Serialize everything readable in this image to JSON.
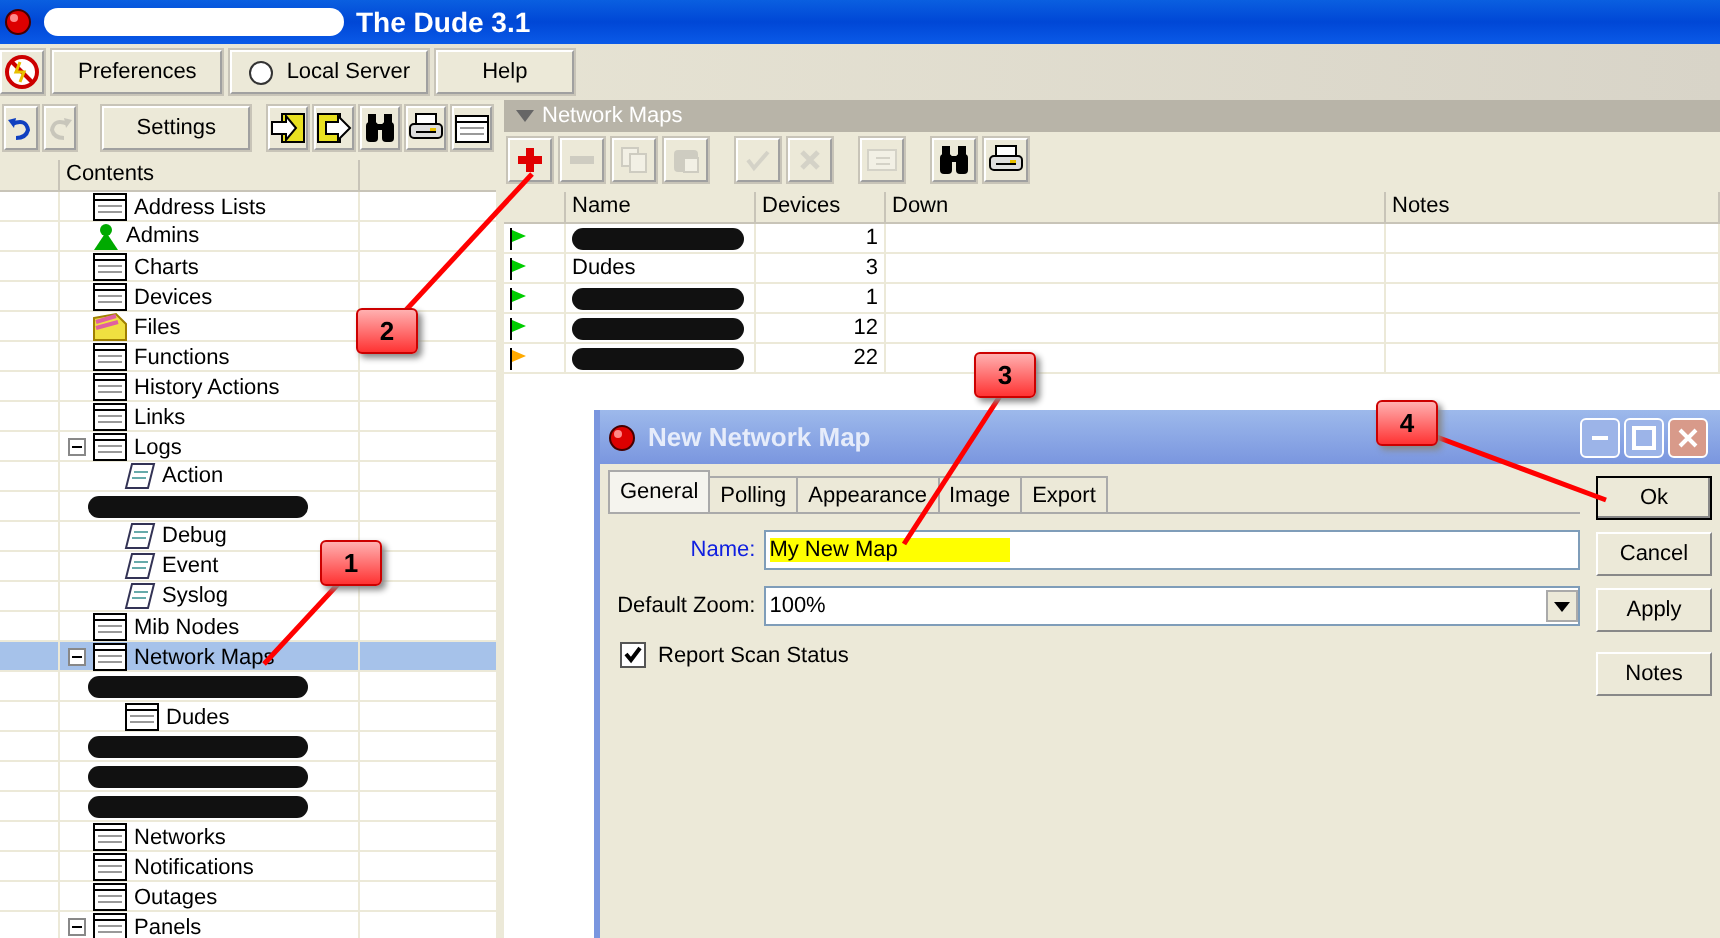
{
  "window": {
    "title": "The Dude 3.1",
    "title_redacted": true
  },
  "main_toolbar": {
    "buttons": [
      {
        "kind": "stop"
      },
      {
        "kind": "text",
        "label": "Preferences"
      },
      {
        "kind": "radio",
        "label": "Local Server",
        "on": false
      },
      {
        "kind": "text",
        "label": "Help"
      }
    ]
  },
  "secondary_toolbar": {
    "buttons": [
      {
        "kind": "undo",
        "disabled": false
      },
      {
        "kind": "redo",
        "disabled": true
      },
      {
        "kind": "text",
        "label": "Settings"
      },
      {
        "kind": "export",
        "disabled": false
      },
      {
        "kind": "import",
        "disabled": false
      },
      {
        "kind": "find",
        "disabled": false
      },
      {
        "kind": "print",
        "disabled": false
      },
      {
        "kind": "table",
        "disabled": false
      }
    ]
  },
  "sidebar": {
    "header": "Contents",
    "items": [
      {
        "label": "Address Lists",
        "kind": "table",
        "selected": false
      },
      {
        "label": "Admins",
        "kind": "user",
        "selected": false
      },
      {
        "label": "Charts",
        "kind": "table",
        "selected": false
      },
      {
        "label": "Devices",
        "kind": "table",
        "selected": false
      },
      {
        "label": "Files",
        "kind": "files",
        "selected": false
      },
      {
        "label": "Functions",
        "kind": "table",
        "selected": false
      },
      {
        "label": "History Actions",
        "kind": "table",
        "selected": false
      },
      {
        "label": "Links",
        "kind": "table",
        "selected": false
      },
      {
        "label": "Logs",
        "kind": "table",
        "selected": false,
        "expanded": true,
        "children": [
          {
            "label": "Action",
            "kind": "log",
            "selected": false
          },
          {
            "kind": "redacted",
            "selected": false
          },
          {
            "label": "Debug",
            "kind": "log",
            "selected": false
          },
          {
            "label": "Event",
            "kind": "log",
            "selected": false
          },
          {
            "label": "Syslog",
            "kind": "log",
            "selected": false
          }
        ]
      },
      {
        "label": "Mib Nodes",
        "kind": "table",
        "selected": false
      },
      {
        "label": "Network Maps",
        "kind": "table",
        "selected": true,
        "expanded": true,
        "children": [
          {
            "kind": "redacted",
            "selected": false
          },
          {
            "label": "Dudes",
            "kind": "table",
            "selected": false
          },
          {
            "kind": "redacted",
            "selected": false
          },
          {
            "kind": "redacted",
            "selected": false
          },
          {
            "kind": "redacted",
            "selected": false
          }
        ]
      },
      {
        "label": "Networks",
        "kind": "table",
        "selected": false
      },
      {
        "label": "Notifications",
        "kind": "table",
        "selected": false
      },
      {
        "label": "Outages",
        "kind": "table",
        "selected": false
      },
      {
        "label": "Panels",
        "kind": "table",
        "selected": false,
        "expanded": true
      }
    ]
  },
  "panel": {
    "title": "Network Maps",
    "toolbar": [
      {
        "kind": "add",
        "disabled": false
      },
      {
        "kind": "remove",
        "disabled": true
      },
      {
        "kind": "copy",
        "disabled": true
      },
      {
        "kind": "paste",
        "disabled": true
      },
      {
        "kind": "enable",
        "disabled": true
      },
      {
        "kind": "disable",
        "disabled": true
      },
      {
        "kind": "note",
        "disabled": true
      },
      {
        "kind": "find",
        "disabled": false
      },
      {
        "kind": "print",
        "disabled": false
      }
    ],
    "table": {
      "columns": [
        "Name",
        "Devices",
        "Down",
        "Notes"
      ],
      "rows": [
        {
          "color": "#00cc00",
          "name_redacted": true,
          "devices": "1"
        },
        {
          "color": "#00cc00",
          "name": "Dudes",
          "devices": "3"
        },
        {
          "color": "#00cc00",
          "name_redacted": true,
          "devices": "1"
        },
        {
          "color": "#00cc00",
          "name_redacted": true,
          "devices": "12"
        },
        {
          "color": "#ffaa00",
          "name_redacted": true,
          "devices": "22"
        }
      ]
    }
  },
  "dialog": {
    "title": "New Network Map",
    "tabs": [
      {
        "label": "General",
        "selected": true
      },
      {
        "label": "Polling",
        "selected": false
      },
      {
        "label": "Appearance",
        "selected": false
      },
      {
        "label": "Image",
        "selected": false
      },
      {
        "label": "Export",
        "selected": false
      }
    ],
    "name_label": "Name:",
    "name_value": "My New Map",
    "name_highlighted": true,
    "zoom_label": "Default Zoom:",
    "zoom_value": "100%",
    "report_scan_status": {
      "label": "Report Scan Status",
      "checked": true
    },
    "buttons": [
      {
        "label": "Ok",
        "default": true
      },
      {
        "label": "Cancel",
        "default": false
      },
      {
        "label": "Apply",
        "default": false
      },
      {
        "label": "Notes",
        "default": false
      }
    ]
  },
  "annotations": [
    {
      "number": "1"
    },
    {
      "number": "2"
    },
    {
      "number": "3"
    },
    {
      "number": "4"
    }
  ]
}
#####
Your goal
In this exercise, set down all of the data exactly, without the pictures.

Full response
Serialize everything readable in this image to JSON.
{
  "window": {
    "title": "The Dude 3.1",
    "title_redacted": true
  },
  "main_toolbar": {
    "buttons": [
      {
        "kind": "stop"
      },
      {
        "kind": "text",
        "label": "Preferences"
      },
      {
        "kind": "radio",
        "label": "Local Server",
        "on": false
      },
      {
        "kind": "text",
        "label": "Help"
      }
    ]
  },
  "secondary_toolbar": {
    "buttons": [
      {
        "kind": "undo",
        "disabled": false
      },
      {
        "kind": "redo",
        "disabled": true
      },
      {
        "kind": "text",
        "label": "Settings"
      },
      {
        "kind": "export",
        "disabled": false
      },
      {
        "kind": "import",
        "disabled": false
      },
      {
        "kind": "find",
        "disabled": false
      },
      {
        "kind": "print",
        "disabled": false
      },
      {
        "kind": "table",
        "disabled": false
      }
    ]
  },
  "sidebar": {
    "header": "Contents",
    "items": [
      {
        "label": "Address Lists",
        "kind": "table",
        "selected": false
      },
      {
        "label": "Admins",
        "kind": "user",
        "selected": false
      },
      {
        "label": "Charts",
        "kind": "table",
        "selected": false
      },
      {
        "label": "Devices",
        "kind": "table",
        "selected": false
      },
      {
        "label": "Files",
        "kind": "files",
        "selected": false
      },
      {
        "label": "Functions",
        "kind": "table",
        "selected": false
      },
      {
        "label": "History Actions",
        "kind": "table",
        "selected": false
      },
      {
        "label": "Links",
        "kind": "table",
        "selected": false
      },
      {
        "label": "Logs",
        "kind": "table",
        "selected": false,
        "expanded": true,
        "children": [
          {
            "label": "Action",
            "kind": "log",
            "selected": false
          },
          {
            "kind": "redacted",
            "selected": false
          },
          {
            "label": "Debug",
            "kind": "log",
            "selected": false
          },
          {
            "label": "Event",
            "kind": "log",
            "selected": false
          },
          {
            "label": "Syslog",
            "kind": "log",
            "selected": false
          }
        ]
      },
      {
        "label": "Mib Nodes",
        "kind": "table",
        "selected": false
      },
      {
        "label": "Network Maps",
        "kind": "table",
        "selected": true,
        "expanded": true,
        "children": [
          {
            "kind": "redacted",
            "selected": false
          },
          {
            "label": "Dudes",
            "kind": "table",
            "selected": false
          },
          {
            "kind": "redacted",
            "selected": false
          },
          {
            "kind": "redacted",
            "selected": false
          },
          {
            "kind": "redacted",
            "selected": false
          }
        ]
      },
      {
        "label": "Networks",
        "kind": "table",
        "selected": false
      },
      {
        "label": "Notifications",
        "kind": "table",
        "selected": false
      },
      {
        "label": "Outages",
        "kind": "table",
        "selected": false
      },
      {
        "label": "Panels",
        "kind": "table",
        "selected": false,
        "expanded": true
      }
    ]
  },
  "panel": {
    "title": "Network Maps",
    "toolbar": [
      {
        "kind": "add",
        "disabled": false
      },
      {
        "kind": "remove",
        "disabled": true
      },
      {
        "kind": "copy",
        "disabled": true
      },
      {
        "kind": "paste",
        "disabled": true
      },
      {
        "kind": "enable",
        "disabled": true
      },
      {
        "kind": "disable",
        "disabled": true
      },
      {
        "kind": "note",
        "disabled": true
      },
      {
        "kind": "find",
        "disabled": false
      },
      {
        "kind": "print",
        "disabled": false
      }
    ],
    "table": {
      "columns": [
        "Name",
        "Devices",
        "Down",
        "Notes"
      ],
      "rows": [
        {
          "color": "#00cc00",
          "name_redacted": true,
          "devices": "1"
        },
        {
          "color": "#00cc00",
          "name": "Dudes",
          "devices": "3"
        },
        {
          "color": "#00cc00",
          "name_redacted": true,
          "devices": "1"
        },
        {
          "color": "#00cc00",
          "name_redacted": true,
          "devices": "12"
        },
        {
          "color": "#ffaa00",
          "name_redacted": true,
          "devices": "22"
        }
      ]
    }
  },
  "dialog": {
    "title": "New Network Map",
    "tabs": [
      {
        "label": "General",
        "selected": true
      },
      {
        "label": "Polling",
        "selected": false
      },
      {
        "label": "Appearance",
        "selected": false
      },
      {
        "label": "Image",
        "selected": false
      },
      {
        "label": "Export",
        "selected": false
      }
    ],
    "name_label": "Name:",
    "name_value": "My New Map",
    "name_highlighted": true,
    "zoom_label": "Default Zoom:",
    "zoom_value": "100%",
    "report_scan_status": {
      "label": "Report Scan Status",
      "checked": true
    },
    "buttons": [
      {
        "label": "Ok",
        "default": true
      },
      {
        "label": "Cancel",
        "default": false
      },
      {
        "label": "Apply",
        "default": false
      },
      {
        "label": "Notes",
        "default": false
      }
    ]
  },
  "annotations": [
    {
      "number": "1"
    },
    {
      "number": "2"
    },
    {
      "number": "3"
    },
    {
      "number": "4"
    }
  ]
}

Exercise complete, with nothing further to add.